Extracted data entries:
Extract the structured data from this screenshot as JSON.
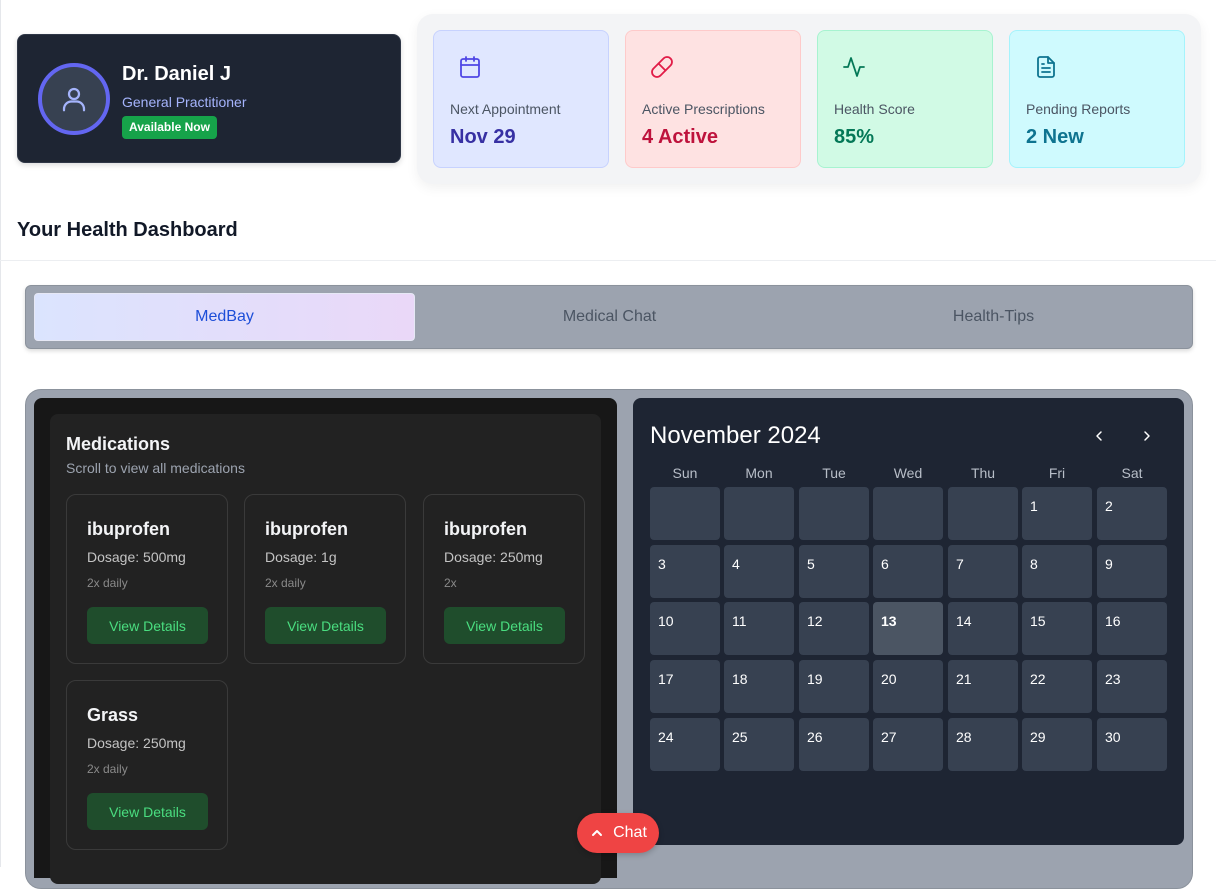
{
  "doctor": {
    "name": "Dr. Daniel J",
    "role": "General Practitioner",
    "status": "Available Now"
  },
  "stats": [
    {
      "label": "Next Appointment",
      "value": "Nov 29",
      "icon": "calendar-icon",
      "bg": "#e0e7ff",
      "border": "#c7d2fe",
      "color": "#3730a3",
      "icon_color": "#4f46e5"
    },
    {
      "label": "Active Prescriptions",
      "value": "4 Active",
      "icon": "pill-icon",
      "bg": "#fee2e2",
      "border": "#fecaca",
      "color": "#be123c",
      "icon_color": "#e11d48"
    },
    {
      "label": "Health Score",
      "value": "85%",
      "icon": "activity-icon",
      "bg": "#d1fae5",
      "border": "#a7f3d0",
      "color": "#047857",
      "icon_color": "#047857"
    },
    {
      "label": "Pending Reports",
      "value": "2 New",
      "icon": "file-text-icon",
      "bg": "#cffafe",
      "border": "#a5f3fc",
      "color": "#0e7490",
      "icon_color": "#0e7490"
    }
  ],
  "dashboard_title": "Your Health Dashboard",
  "tabs": [
    {
      "label": "MedBay",
      "active": true
    },
    {
      "label": "Medical Chat",
      "active": false
    },
    {
      "label": "Health-Tips",
      "active": false
    }
  ],
  "medications": {
    "title": "Medications",
    "subtitle": "Scroll to view all medications",
    "button_label": "View Details",
    "items": [
      {
        "name": "ibuprofen",
        "dosage": "Dosage: 500mg",
        "frequency": "2x daily"
      },
      {
        "name": "ibuprofen",
        "dosage": "Dosage: 1g",
        "frequency": "2x daily"
      },
      {
        "name": "ibuprofen",
        "dosage": "Dosage: 250mg",
        "frequency": "2x"
      },
      {
        "name": "Grass",
        "dosage": "Dosage: 250mg",
        "frequency": "2x daily"
      }
    ]
  },
  "calendar": {
    "month_label": "November 2024",
    "weekdays": [
      "Sun",
      "Mon",
      "Tue",
      "Wed",
      "Thu",
      "Fri",
      "Sat"
    ],
    "first_weekday_index": 5,
    "days_in_month": 30,
    "today": 13
  },
  "chat_fab": {
    "label": "Chat"
  }
}
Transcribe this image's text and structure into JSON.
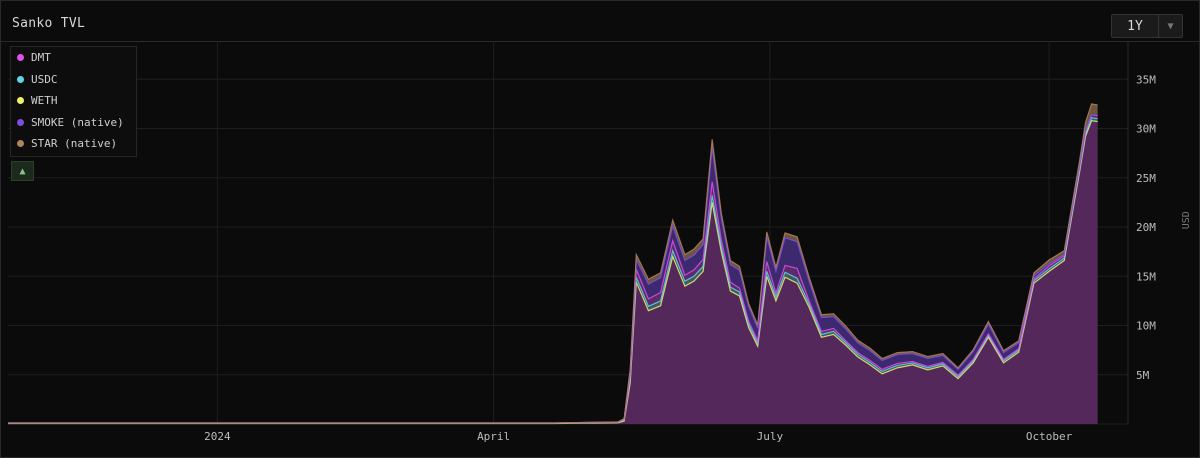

Work to be completed:
Return all the lines that contain the string "JSON".

Exercise result:
Extract the structured data from this screenshot as JSON.
Transcribe this image's text and structure into JSON.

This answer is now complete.